== WHAT NEEDS TO BE DONE ==
Identify each line below that contains the word "from", and copy it out.

== DATA FOR THIS EXERCISE ==
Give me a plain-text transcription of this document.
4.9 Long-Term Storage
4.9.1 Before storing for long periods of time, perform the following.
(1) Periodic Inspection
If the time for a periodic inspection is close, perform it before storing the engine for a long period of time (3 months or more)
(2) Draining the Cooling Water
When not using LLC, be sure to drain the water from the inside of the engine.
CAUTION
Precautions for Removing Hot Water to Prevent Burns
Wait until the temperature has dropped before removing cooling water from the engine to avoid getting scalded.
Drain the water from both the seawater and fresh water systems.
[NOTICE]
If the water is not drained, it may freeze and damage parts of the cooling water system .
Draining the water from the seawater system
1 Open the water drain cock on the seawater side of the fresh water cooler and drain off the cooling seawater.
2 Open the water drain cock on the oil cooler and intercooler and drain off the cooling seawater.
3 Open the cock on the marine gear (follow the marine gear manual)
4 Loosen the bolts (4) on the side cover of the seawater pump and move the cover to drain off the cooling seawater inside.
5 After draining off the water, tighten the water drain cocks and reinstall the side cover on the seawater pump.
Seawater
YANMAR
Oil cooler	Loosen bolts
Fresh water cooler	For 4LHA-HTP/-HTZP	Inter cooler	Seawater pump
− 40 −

== OUTPUT ==
When not using LLC, be sure to drain the water from the inside of the engine.
Wait until the temperature has dropped before removing cooling water from the engine to avoid getting scalded.
Drain the water from both the seawater and fresh water systems.
Draining the water from the seawater system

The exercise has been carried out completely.